Set exercise A
Please copy the listing's lines verbatim, from its first line through the line containing "- chevron-down-icon: [606, 670, 620, 679]", both included.

Article
>> Start
Mr. Speaker:
There’s “good” music, and there’s “bad” music, and last Thursday at the University of Alaska, I learned about some very “bad” music and a very bad situation, during return to my district during the Holiday.
I was asked by a friend - who is a gifted trumpet player in the Anchorage Community Concert Band in which I play - and who is also a practicing member of the Jewish faith, to a lecture by an adjunct music professor at UAA about a cantata the professor composed entitled “The Skies are Weeping.” The cantata glorifies the death in the Gaza Strip in Israel of an American woman named “Rachel Coorie,” who spewed anti-Semitism, anti-Americanism, and burned the American flag as a member a radical Palestinian organization that has condoned homicide bombers. Worse, that adjunct professor attempted to dedicate the cantata to the president of the University! Also present at the lecture was Rabbi Josef Greenberg, and several members of the Lobovich Congregation – as well as a scruffy bunch of radicals from who knows where.
I must tell you it was an “eye-opener.” I could hardly believe an American professor - an Alaskan professor – at an Alaska campus - could utter such anti-Americanism, and anti-Semitism on the campus of one of our universities. So-called academic freedom didn’t apply here, because the professor was lecturing outside his field of expertise in music, in matters of politics involving world affairs, attacks on our president, and one outrageous anti-Semitic remark after another – including offensive words about people who “look like Jews.”
>> End
Material shown
>> Start
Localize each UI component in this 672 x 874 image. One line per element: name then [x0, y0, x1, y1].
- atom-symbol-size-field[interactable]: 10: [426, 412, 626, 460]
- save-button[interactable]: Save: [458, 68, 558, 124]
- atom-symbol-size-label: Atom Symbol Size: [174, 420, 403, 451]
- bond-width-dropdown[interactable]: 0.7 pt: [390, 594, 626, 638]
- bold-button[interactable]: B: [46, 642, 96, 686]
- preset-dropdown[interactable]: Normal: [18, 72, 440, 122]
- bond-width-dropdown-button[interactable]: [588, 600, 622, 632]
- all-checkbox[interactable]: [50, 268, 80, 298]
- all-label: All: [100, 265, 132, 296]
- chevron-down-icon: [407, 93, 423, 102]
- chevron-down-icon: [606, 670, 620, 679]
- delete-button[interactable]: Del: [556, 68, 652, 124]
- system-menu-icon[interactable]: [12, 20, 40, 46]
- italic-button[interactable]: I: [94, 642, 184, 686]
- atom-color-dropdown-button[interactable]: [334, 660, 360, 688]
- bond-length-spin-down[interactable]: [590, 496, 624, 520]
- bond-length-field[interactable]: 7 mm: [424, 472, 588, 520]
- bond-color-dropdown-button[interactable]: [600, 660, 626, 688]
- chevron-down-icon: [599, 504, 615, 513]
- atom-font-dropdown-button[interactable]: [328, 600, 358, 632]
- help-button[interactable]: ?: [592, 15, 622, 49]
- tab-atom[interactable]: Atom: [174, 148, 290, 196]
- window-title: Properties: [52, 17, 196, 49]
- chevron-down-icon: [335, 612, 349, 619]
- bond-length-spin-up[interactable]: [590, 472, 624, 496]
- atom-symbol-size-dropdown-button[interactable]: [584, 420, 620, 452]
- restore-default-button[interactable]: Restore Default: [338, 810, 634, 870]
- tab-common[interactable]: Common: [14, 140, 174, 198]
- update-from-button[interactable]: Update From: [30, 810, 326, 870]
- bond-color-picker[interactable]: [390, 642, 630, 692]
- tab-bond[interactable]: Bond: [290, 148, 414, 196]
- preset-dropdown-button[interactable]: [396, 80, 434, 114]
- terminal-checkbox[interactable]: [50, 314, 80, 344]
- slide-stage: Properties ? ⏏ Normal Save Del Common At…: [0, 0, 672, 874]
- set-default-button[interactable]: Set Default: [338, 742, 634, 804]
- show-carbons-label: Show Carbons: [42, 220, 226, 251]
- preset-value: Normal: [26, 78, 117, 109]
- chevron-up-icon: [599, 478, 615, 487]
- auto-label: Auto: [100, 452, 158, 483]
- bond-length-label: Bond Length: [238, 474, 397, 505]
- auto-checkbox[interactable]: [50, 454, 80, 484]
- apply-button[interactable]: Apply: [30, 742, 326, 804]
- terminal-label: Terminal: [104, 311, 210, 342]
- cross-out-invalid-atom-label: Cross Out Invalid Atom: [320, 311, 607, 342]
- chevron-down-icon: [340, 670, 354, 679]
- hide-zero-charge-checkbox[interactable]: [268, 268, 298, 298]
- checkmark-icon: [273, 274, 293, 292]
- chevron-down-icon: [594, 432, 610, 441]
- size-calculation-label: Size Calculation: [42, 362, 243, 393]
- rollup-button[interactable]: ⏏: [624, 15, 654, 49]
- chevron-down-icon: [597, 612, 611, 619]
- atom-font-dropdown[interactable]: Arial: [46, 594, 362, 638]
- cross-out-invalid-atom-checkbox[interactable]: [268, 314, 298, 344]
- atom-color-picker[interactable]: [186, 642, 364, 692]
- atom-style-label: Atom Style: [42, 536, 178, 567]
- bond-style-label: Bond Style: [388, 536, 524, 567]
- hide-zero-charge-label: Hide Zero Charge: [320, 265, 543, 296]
>> End
Set exercise B
What is the title of the cantata the adjunct music professor composed, according to the speech?

Expected output A
Localize each UI component in this 672 x 874 image. One line per element: name then [x0, y0, x1, y1].
- atom-symbol-size-field[interactable]: 10: [426, 412, 626, 460]
- save-button[interactable]: Save: [458, 68, 558, 124]
- atom-symbol-size-label: Atom Symbol Size: [174, 420, 403, 451]
- bond-width-dropdown[interactable]: 0.7 pt: [390, 594, 626, 638]
- bold-button[interactable]: B: [46, 642, 96, 686]
- preset-dropdown[interactable]: Normal: [18, 72, 440, 122]
- bond-width-dropdown-button[interactable]: [588, 600, 622, 632]
- all-checkbox[interactable]: [50, 268, 80, 298]
- all-label: All: [100, 265, 132, 296]
- chevron-down-icon: [407, 93, 423, 102]
- chevron-down-icon: [606, 670, 620, 679]

Expected output B
"The Skies are Weeping"